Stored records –
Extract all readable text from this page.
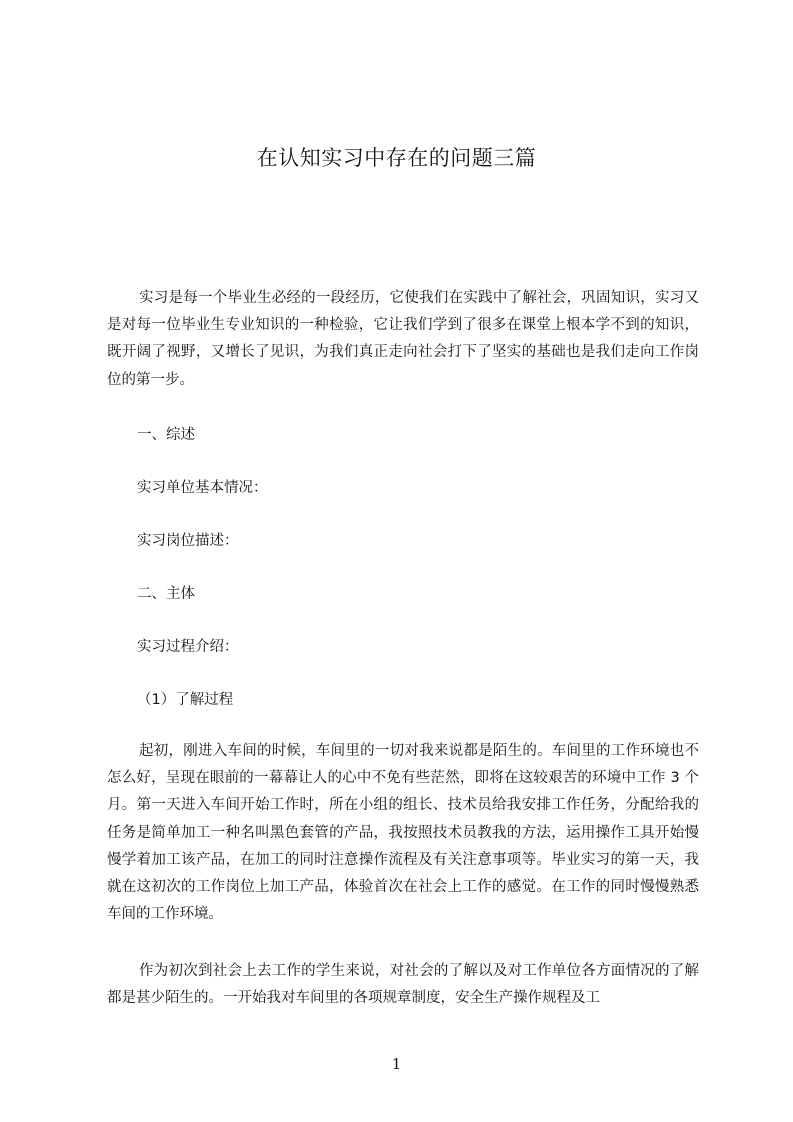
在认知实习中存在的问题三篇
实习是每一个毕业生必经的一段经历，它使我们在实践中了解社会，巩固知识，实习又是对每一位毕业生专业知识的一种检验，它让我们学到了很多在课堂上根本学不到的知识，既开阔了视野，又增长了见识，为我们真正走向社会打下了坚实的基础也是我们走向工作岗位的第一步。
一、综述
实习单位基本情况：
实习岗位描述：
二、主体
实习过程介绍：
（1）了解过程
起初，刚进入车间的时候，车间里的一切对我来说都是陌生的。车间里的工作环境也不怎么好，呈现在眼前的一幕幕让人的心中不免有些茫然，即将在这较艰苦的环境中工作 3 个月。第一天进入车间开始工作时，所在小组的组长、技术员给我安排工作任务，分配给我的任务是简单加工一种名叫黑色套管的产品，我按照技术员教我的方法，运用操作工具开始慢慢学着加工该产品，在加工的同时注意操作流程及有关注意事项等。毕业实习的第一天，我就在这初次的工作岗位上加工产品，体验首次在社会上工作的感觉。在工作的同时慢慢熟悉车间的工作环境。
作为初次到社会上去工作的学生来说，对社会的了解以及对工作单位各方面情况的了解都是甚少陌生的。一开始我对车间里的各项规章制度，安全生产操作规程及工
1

==

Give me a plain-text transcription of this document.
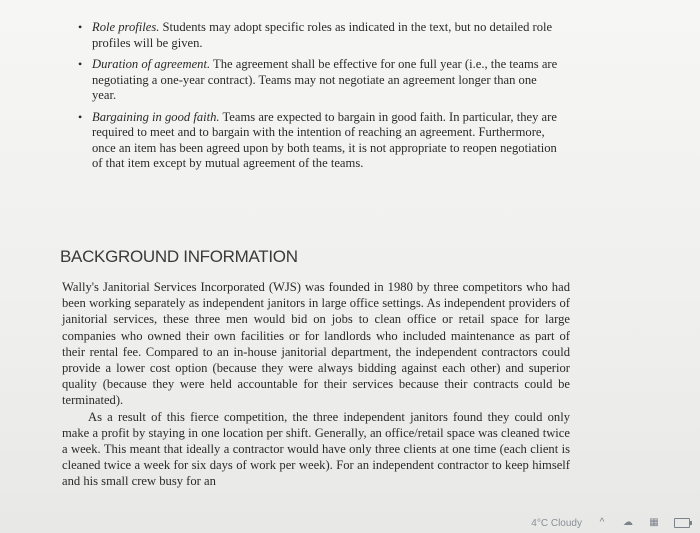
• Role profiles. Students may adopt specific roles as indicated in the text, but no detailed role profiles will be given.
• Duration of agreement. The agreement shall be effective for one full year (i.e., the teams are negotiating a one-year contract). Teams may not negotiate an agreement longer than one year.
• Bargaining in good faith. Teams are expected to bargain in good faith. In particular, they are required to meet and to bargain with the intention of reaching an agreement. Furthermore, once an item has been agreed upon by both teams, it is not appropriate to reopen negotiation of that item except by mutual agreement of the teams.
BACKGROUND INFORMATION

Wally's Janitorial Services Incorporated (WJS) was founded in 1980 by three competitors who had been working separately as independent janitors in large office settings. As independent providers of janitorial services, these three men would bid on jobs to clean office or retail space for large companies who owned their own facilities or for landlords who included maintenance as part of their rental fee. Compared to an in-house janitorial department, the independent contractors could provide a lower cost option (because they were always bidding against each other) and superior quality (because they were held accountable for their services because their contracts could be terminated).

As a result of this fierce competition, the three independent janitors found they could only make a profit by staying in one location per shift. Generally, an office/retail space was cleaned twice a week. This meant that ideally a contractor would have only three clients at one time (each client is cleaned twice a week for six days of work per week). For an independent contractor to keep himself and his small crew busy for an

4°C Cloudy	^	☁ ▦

...

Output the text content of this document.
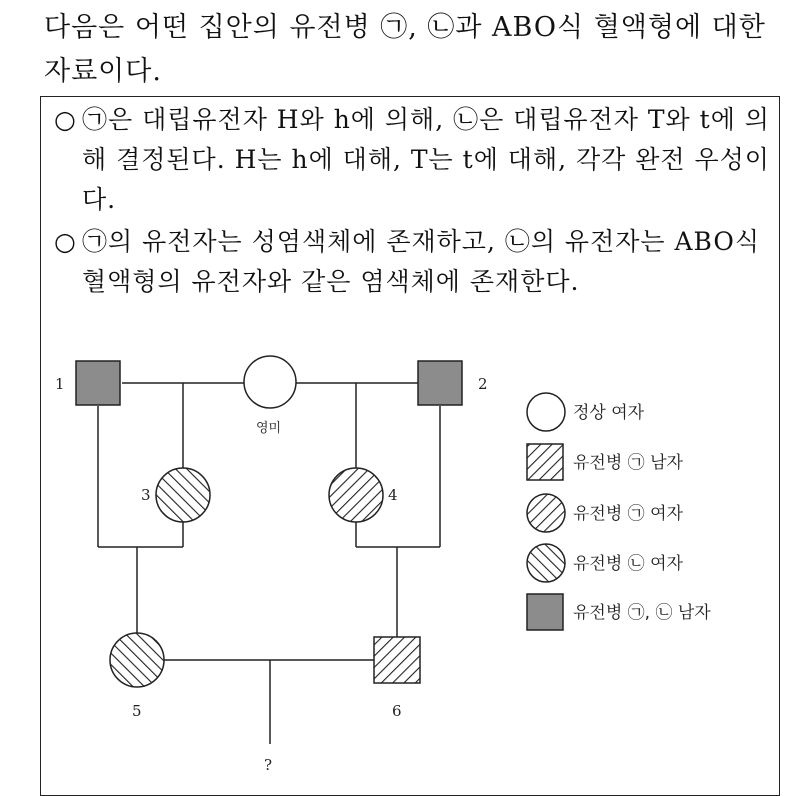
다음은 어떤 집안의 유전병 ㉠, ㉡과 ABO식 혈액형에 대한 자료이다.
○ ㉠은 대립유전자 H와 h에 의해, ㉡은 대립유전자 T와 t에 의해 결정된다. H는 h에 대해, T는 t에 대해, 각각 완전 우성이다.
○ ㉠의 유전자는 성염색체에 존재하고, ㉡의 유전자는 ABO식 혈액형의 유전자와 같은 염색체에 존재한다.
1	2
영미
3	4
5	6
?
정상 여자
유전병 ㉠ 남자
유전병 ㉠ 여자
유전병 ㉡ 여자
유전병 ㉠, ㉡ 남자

Given exercise –
Copy all lines above containing the string "been".

Exercise answer –
• Bargaining in good faith. Teams are expected to bargain in good faith. In particular, they are required to meet and to bargain with the intention of reaching an agreement. Furthermore, once an item has been agreed upon by both teams, it is not appropriate to reopen negotiation of that item except by mutual agreement of the teams.
Wally's Janitorial Services Incorporated (WJS) was founded in 1980 by three competitors who had been working separately as independent janitors in large office settings. As independent providers of janitorial services, these three men would bid on jobs to clean office or retail space for large companies who owned their own facilities or for landlords who included maintenance as part of their rental fee. Compared to an in-house janitorial department, the independent contractors could provide a lower cost option (because they were always bidding against each other) and superior quality (because they were held accountable for their services because their contracts could be terminated).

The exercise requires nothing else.